_What to do_. Search the data for the string "sont" and extract every line where it appears.

_Rows_.
□ □ □ □ □

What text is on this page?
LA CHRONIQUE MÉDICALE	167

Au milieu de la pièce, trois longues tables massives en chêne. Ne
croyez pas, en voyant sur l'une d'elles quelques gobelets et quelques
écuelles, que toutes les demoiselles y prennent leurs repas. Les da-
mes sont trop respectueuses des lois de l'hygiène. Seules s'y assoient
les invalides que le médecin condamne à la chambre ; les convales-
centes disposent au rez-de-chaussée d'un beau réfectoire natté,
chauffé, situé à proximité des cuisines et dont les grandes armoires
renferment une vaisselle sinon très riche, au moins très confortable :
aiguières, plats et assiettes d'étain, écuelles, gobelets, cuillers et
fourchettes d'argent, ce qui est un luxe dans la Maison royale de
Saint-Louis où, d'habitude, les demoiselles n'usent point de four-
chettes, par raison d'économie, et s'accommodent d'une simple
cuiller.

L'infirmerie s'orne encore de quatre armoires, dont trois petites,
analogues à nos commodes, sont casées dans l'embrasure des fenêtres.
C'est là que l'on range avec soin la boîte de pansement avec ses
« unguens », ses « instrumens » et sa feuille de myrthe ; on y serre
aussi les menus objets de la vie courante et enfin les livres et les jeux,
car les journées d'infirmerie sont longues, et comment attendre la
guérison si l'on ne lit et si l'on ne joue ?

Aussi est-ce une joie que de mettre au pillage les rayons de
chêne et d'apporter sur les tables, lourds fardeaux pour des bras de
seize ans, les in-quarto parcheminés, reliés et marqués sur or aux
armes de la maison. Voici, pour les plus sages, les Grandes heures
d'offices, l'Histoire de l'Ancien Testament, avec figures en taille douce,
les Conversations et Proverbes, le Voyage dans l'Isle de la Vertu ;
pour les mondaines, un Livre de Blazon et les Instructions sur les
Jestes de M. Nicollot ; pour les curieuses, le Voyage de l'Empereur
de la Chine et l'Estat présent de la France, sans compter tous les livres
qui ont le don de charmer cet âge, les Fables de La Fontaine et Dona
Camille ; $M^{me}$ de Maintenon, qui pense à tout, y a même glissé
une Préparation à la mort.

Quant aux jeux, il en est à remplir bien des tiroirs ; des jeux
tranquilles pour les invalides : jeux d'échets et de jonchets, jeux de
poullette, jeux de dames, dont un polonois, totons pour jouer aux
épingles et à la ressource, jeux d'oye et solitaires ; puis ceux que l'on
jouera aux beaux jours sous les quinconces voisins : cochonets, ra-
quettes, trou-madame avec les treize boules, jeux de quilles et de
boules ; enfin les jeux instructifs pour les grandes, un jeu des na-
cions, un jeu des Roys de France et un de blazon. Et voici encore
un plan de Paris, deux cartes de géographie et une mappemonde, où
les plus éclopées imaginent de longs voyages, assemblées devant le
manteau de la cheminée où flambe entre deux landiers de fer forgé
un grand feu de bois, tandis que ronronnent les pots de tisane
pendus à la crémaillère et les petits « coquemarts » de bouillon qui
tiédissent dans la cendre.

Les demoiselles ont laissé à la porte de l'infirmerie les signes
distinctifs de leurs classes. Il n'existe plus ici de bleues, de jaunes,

□ □ □ □ □

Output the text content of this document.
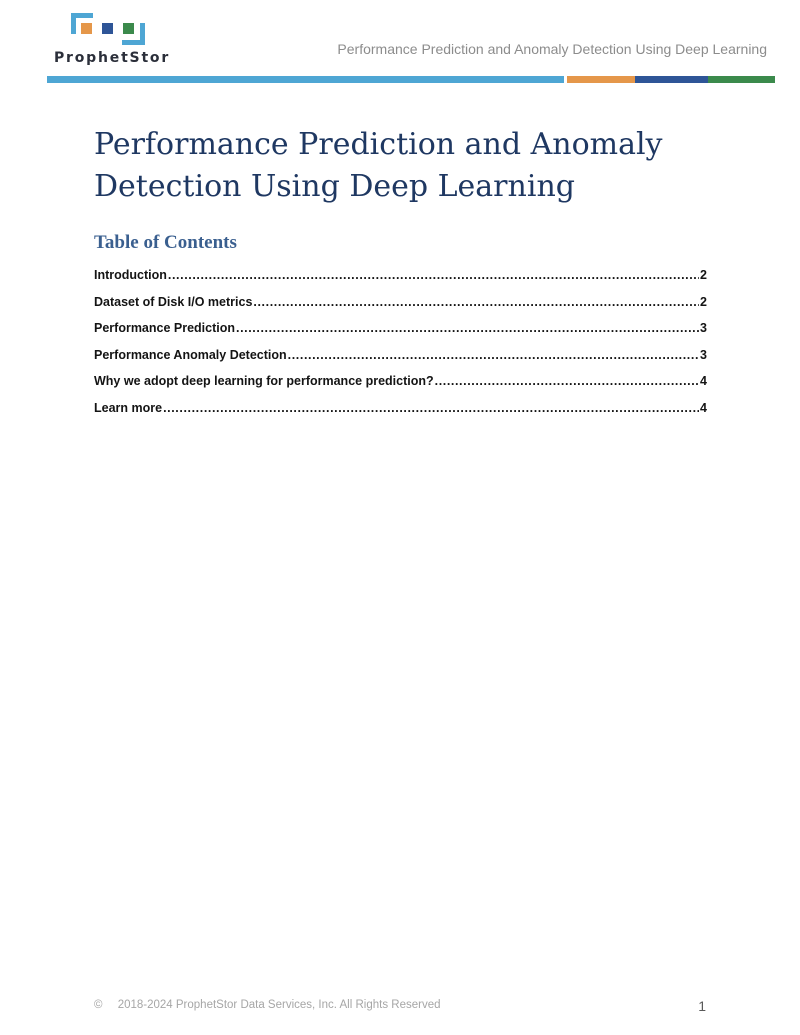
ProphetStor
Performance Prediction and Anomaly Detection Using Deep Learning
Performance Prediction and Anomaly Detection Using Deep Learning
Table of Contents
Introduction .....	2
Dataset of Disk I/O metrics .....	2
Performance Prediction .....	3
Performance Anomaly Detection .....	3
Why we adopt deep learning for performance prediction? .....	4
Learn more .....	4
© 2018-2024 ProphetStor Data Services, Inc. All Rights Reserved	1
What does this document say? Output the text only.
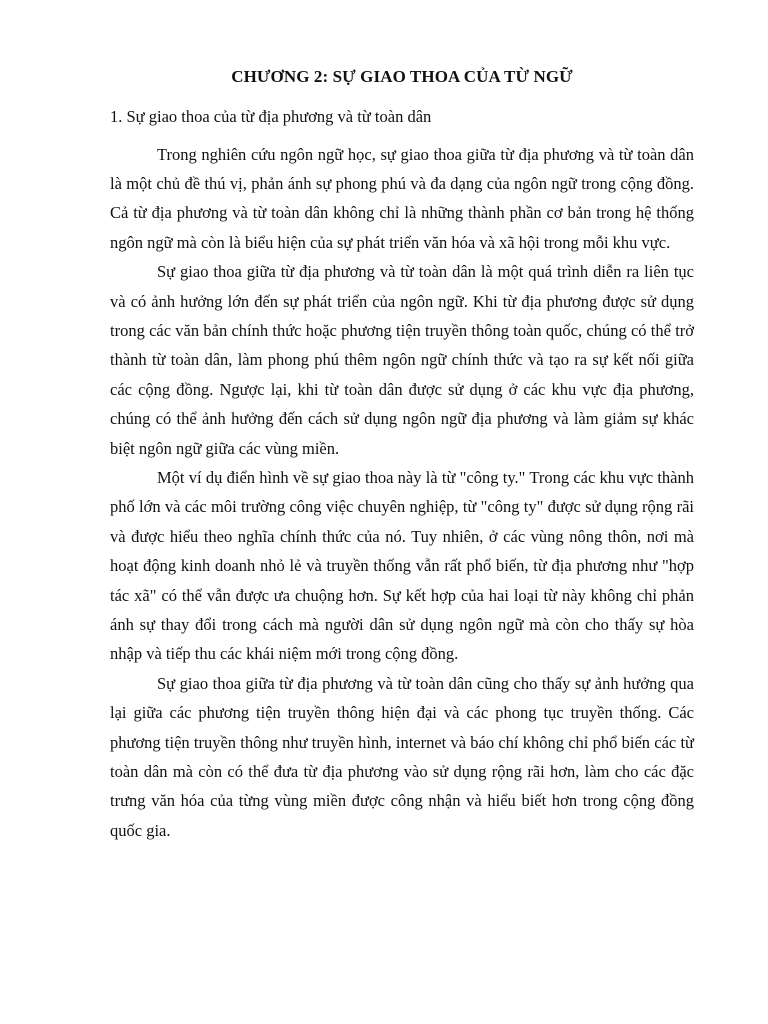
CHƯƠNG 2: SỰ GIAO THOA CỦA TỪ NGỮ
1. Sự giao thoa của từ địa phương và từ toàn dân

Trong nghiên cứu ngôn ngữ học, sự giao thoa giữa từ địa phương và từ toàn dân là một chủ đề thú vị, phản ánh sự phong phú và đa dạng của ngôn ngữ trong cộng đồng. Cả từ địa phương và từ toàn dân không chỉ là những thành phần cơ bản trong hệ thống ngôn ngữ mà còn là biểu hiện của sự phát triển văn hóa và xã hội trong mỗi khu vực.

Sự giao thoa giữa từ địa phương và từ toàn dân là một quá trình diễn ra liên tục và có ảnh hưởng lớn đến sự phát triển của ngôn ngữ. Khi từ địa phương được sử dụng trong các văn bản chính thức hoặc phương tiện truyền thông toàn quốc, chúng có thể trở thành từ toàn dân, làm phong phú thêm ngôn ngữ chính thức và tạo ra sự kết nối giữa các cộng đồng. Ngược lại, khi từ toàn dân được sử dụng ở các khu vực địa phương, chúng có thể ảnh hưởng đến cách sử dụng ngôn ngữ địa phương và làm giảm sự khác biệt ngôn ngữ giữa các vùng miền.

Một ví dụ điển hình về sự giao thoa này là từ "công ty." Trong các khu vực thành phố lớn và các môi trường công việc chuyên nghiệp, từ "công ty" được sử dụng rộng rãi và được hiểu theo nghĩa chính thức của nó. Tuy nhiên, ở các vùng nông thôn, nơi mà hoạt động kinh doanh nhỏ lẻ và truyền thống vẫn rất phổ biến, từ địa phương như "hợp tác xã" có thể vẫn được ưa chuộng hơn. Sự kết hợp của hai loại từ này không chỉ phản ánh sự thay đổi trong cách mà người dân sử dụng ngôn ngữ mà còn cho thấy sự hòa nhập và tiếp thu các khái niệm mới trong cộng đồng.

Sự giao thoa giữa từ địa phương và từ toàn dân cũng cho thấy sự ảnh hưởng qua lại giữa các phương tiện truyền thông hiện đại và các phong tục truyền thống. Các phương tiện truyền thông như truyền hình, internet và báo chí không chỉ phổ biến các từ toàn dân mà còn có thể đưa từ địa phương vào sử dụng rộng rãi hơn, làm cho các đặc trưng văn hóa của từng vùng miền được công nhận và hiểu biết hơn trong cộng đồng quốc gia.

□ □ □ □ □

_Written response_.
mes sont trop respectueuses des lois de l'hygiène. Seules s'y assoient
analogues à nos commodes, sont casées dans l'embrasure des fenêtres.
car les journées d'infirmerie sont longues, et comment attendre la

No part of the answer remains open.